- Task goal
Without the pictures, give the entries below again exactly as written.

━━ Data for this task ━━

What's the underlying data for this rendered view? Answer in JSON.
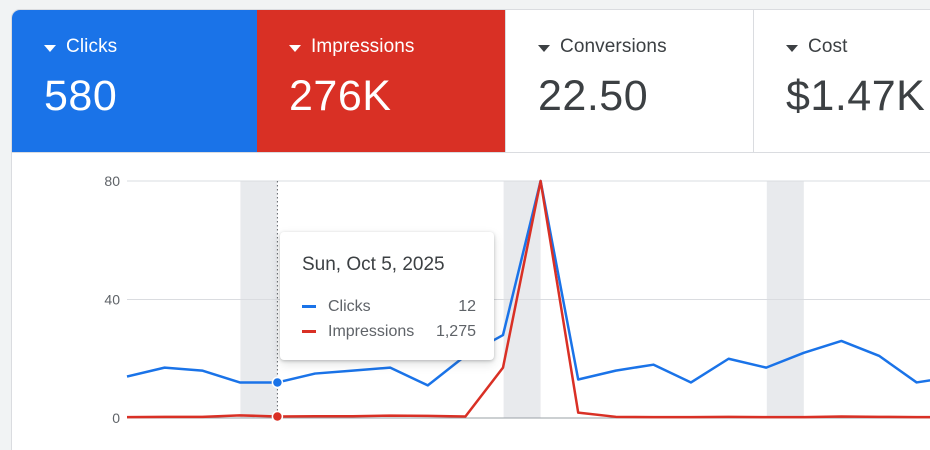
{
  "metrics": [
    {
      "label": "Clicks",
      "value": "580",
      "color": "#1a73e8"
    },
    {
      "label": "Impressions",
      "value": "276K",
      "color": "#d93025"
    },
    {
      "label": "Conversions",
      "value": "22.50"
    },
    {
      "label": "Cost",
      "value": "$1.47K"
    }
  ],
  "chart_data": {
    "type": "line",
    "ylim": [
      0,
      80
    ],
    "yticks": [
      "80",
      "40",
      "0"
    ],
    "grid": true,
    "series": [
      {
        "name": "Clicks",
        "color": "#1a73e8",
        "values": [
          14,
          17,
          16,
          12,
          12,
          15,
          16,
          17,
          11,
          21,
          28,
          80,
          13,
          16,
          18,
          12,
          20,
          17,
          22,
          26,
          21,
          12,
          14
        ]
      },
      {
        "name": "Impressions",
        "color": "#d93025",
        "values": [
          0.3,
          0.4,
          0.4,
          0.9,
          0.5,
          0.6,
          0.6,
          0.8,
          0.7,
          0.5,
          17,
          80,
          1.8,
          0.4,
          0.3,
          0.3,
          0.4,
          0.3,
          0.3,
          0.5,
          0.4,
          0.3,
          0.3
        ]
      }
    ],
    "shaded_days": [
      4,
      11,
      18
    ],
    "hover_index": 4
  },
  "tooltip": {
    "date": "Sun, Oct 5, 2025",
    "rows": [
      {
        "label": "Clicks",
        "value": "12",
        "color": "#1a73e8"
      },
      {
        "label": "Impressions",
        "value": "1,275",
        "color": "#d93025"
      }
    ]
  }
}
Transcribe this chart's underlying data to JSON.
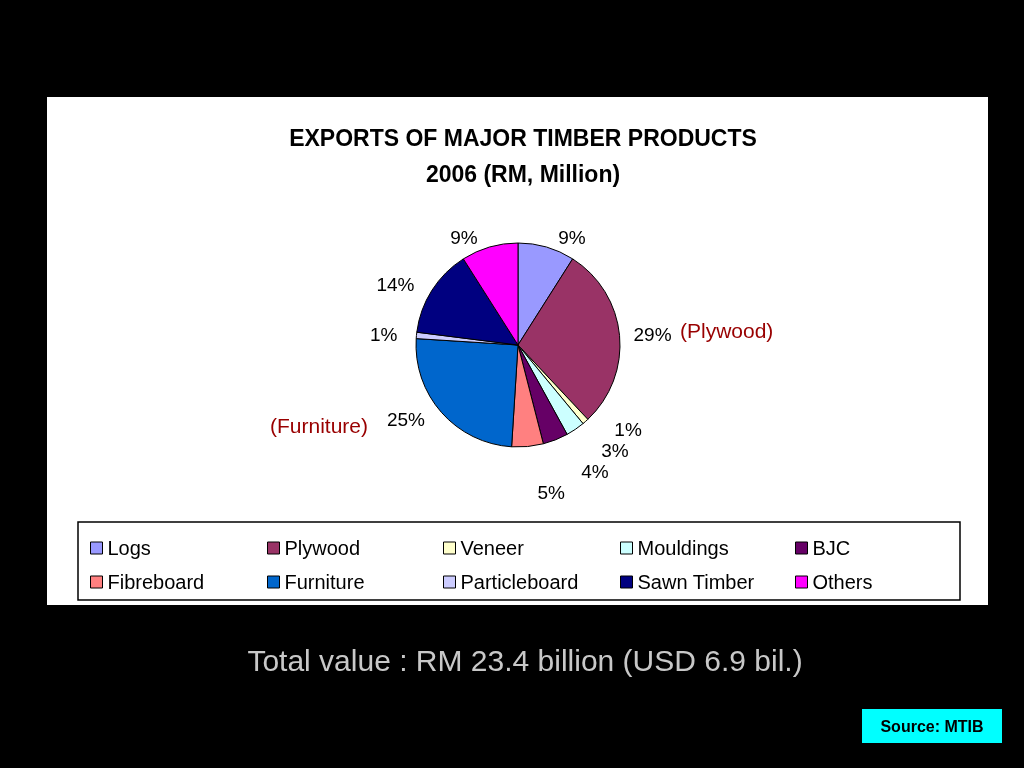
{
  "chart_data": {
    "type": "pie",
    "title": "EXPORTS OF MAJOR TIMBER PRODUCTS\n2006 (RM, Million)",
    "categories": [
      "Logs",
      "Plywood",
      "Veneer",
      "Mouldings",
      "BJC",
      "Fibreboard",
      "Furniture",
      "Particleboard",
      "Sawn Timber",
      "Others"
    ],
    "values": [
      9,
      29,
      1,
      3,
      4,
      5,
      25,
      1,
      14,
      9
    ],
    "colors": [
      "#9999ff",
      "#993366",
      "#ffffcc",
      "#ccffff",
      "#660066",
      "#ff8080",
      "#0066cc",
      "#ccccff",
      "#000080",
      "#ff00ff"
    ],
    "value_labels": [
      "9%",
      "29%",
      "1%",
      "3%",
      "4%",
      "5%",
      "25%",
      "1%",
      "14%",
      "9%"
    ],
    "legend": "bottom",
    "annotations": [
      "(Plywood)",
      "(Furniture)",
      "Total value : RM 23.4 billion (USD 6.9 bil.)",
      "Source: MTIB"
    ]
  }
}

━━━

- Solution below
What's the underlying data for this rendered view? Answer in JSON.
{
  "metrics": [
    {
      "label": "Clicks",
      "value": "580",
      "color": "#1a73e8"
    },
    {
      "label": "Impressions",
      "value": "276K",
      "color": "#d93025"
    },
    {
      "label": "Conversions",
      "value": "22.50"
    },
    {
      "label": "Cost",
      "value": "$1.47K"
    }
  ],
  "chart_data": {
    "type": "line",
    "ylim": [
      0,
      80
    ],
    "yticks": [
      "80",
      "40",
      "0"
    ],
    "grid": true,
    "series": [
      {
        "name": "Clicks",
        "color": "#1a73e8",
        "values": [
          14,
          17,
          16,
          12,
          12,
          15,
          16,
          17,
          11,
          21,
          28,
          80,
          13,
          16,
          18,
          12,
          20,
          17,
          22,
          26,
          21,
          12,
          14
        ]
      },
      {
        "name": "Impressions",
        "color": "#d93025",
        "values": [
          0.3,
          0.4,
          0.4,
          0.9,
          0.5,
          0.6,
          0.6,
          0.8,
          0.7,
          0.5,
          17,
          80,
          1.8,
          0.4,
          0.3,
          0.3,
          0.4,
          0.3,
          0.3,
          0.5,
          0.4,
          0.3,
          0.3
        ]
      }
    ],
    "shaded_days": [
      4,
      11,
      18
    ],
    "hover_index": 4
  },
  "tooltip": {
    "date": "Sun, Oct 5, 2025",
    "rows": [
      {
        "label": "Clicks",
        "value": "12",
        "color": "#1a73e8"
      },
      {
        "label": "Impressions",
        "value": "1,275",
        "color": "#d93025"
      }
    ]
  }
}
Transcribe this chart's underlying data to JSON.
{
  "chart_data": {
    "type": "pie",
    "title": "EXPORTS OF MAJOR TIMBER PRODUCTS\n2006 (RM, Million)",
    "categories": [
      "Logs",
      "Plywood",
      "Veneer",
      "Mouldings",
      "BJC",
      "Fibreboard",
      "Furniture",
      "Particleboard",
      "Sawn Timber",
      "Others"
    ],
    "values": [
      9,
      29,
      1,
      3,
      4,
      5,
      25,
      1,
      14,
      9
    ],
    "colors": [
      "#9999ff",
      "#993366",
      "#ffffcc",
      "#ccffff",
      "#660066",
      "#ff8080",
      "#0066cc",
      "#ccccff",
      "#000080",
      "#ff00ff"
    ],
    "value_labels": [
      "9%",
      "29%",
      "1%",
      "3%",
      "4%",
      "5%",
      "25%",
      "1%",
      "14%",
      "9%"
    ],
    "legend": "bottom",
    "annotations": [
      "(Plywood)",
      "(Furniture)",
      "Total value : RM 23.4 billion (USD 6.9 bil.)",
      "Source: MTIB"
    ]
  }
}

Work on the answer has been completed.